* [YOUR TASK] Print all entries precisely as they are written.
--- Begin ---
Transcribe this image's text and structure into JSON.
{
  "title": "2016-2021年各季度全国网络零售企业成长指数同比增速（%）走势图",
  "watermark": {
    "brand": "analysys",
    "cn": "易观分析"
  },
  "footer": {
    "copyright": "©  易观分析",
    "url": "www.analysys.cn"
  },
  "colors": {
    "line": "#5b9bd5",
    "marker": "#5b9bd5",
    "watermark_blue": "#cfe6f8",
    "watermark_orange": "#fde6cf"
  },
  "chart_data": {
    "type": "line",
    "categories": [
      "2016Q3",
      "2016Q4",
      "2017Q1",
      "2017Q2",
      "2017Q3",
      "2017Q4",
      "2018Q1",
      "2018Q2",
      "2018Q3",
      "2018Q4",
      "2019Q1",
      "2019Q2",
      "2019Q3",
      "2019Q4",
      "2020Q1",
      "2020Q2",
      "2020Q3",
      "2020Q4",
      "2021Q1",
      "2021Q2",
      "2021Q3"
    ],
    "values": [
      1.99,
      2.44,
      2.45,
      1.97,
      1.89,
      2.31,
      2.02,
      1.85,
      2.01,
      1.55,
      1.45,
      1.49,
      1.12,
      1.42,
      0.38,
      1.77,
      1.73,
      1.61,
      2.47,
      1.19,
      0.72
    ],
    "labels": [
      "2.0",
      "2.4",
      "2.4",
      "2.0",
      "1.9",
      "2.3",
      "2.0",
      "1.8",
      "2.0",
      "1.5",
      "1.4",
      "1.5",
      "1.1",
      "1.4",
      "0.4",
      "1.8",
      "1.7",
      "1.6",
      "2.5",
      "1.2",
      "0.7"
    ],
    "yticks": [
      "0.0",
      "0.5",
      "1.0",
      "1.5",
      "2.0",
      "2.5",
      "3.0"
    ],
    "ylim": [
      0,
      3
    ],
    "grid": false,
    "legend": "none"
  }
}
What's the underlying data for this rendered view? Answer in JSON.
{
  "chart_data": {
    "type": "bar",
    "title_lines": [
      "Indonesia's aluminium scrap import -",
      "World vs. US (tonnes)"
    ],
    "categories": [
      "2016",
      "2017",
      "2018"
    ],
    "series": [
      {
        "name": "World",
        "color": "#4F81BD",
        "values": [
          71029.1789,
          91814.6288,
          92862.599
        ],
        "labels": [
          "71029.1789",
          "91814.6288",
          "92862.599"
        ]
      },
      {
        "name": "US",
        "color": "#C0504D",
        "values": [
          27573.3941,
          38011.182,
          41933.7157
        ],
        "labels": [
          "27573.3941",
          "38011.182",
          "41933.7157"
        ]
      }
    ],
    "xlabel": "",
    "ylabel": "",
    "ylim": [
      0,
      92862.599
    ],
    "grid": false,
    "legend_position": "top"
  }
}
--- End ---
* [EXERCISE OUTPUT]
Transcribe this image's text and structure into JSON.
{
  "title": "2016-2021年各季度全国网络零售企业成长指数同比增速（%）走势图",
  "watermark": {
    "brand": "analysys",
    "cn": "易观分析"
  },
  "footer": {
    "copyright": "©  易观分析",
    "url": "www.analysys.cn"
  },
  "colors": {
    "line": "#5b9bd5",
    "marker": "#5b9bd5",
    "watermark_blue": "#cfe6f8",
    "watermark_orange": "#fde6cf"
  },
  "chart_data": {
    "type": "line",
    "categories": [
      "2016Q3",
      "2016Q4",
      "2017Q1",
      "2017Q2",
      "2017Q3",
      "2017Q4",
      "2018Q1",
      "2018Q2",
      "2018Q3",
      "2018Q4",
      "2019Q1",
      "2019Q2",
      "2019Q3",
      "2019Q4",
      "2020Q1",
      "2020Q2",
      "2020Q3",
      "2020Q4",
      "2021Q1",
      "2021Q2",
      "2021Q3"
    ],
    "values": [
      1.99,
      2.44,
      2.45,
      1.97,
      1.89,
      2.31,
      2.02,
      1.85,
      2.01,
      1.55,
      1.45,
      1.49,
      1.12,
      1.42,
      0.38,
      1.77,
      1.73,
      1.61,
      2.47,
      1.19,
      0.72
    ],
    "labels": [
      "2.0",
      "2.4",
      "2.4",
      "2.0",
      "1.9",
      "2.3",
      "2.0",
      "1.8",
      "2.0",
      "1.5",
      "1.4",
      "1.5",
      "1.1",
      "1.4",
      "0.4",
      "1.8",
      "1.7",
      "1.6",
      "2.5",
      "1.2",
      "0.7"
    ],
    "yticks": [
      "0.0",
      "0.5",
      "1.0",
      "1.5",
      "2.0",
      "2.5",
      "3.0"
    ],
    "ylim": [
      0,
      3
    ],
    "grid": false,
    "legend": "none"
  }
}
What's the underlying data for this rendered view? Answer in JSON.
{
  "chart_data": {
    "type": "bar",
    "title_lines": [
      "Indonesia's aluminium scrap import -",
      "World vs. US (tonnes)"
    ],
    "categories": [
      "2016",
      "2017",
      "2018"
    ],
    "series": [
      {
        "name": "World",
        "color": "#4F81BD",
        "values": [
          71029.1789,
          91814.6288,
          92862.599
        ],
        "labels": [
          "71029.1789",
          "91814.6288",
          "92862.599"
        ]
      },
      {
        "name": "US",
        "color": "#C0504D",
        "values": [
          27573.3941,
          38011.182,
          41933.7157
        ],
        "labels": [
          "27573.3941",
          "38011.182",
          "41933.7157"
        ]
      }
    ],
    "xlabel": "",
    "ylabel": "",
    "ylim": [
      0,
      92862.599
    ],
    "grid": false,
    "legend_position": "top"
  }
}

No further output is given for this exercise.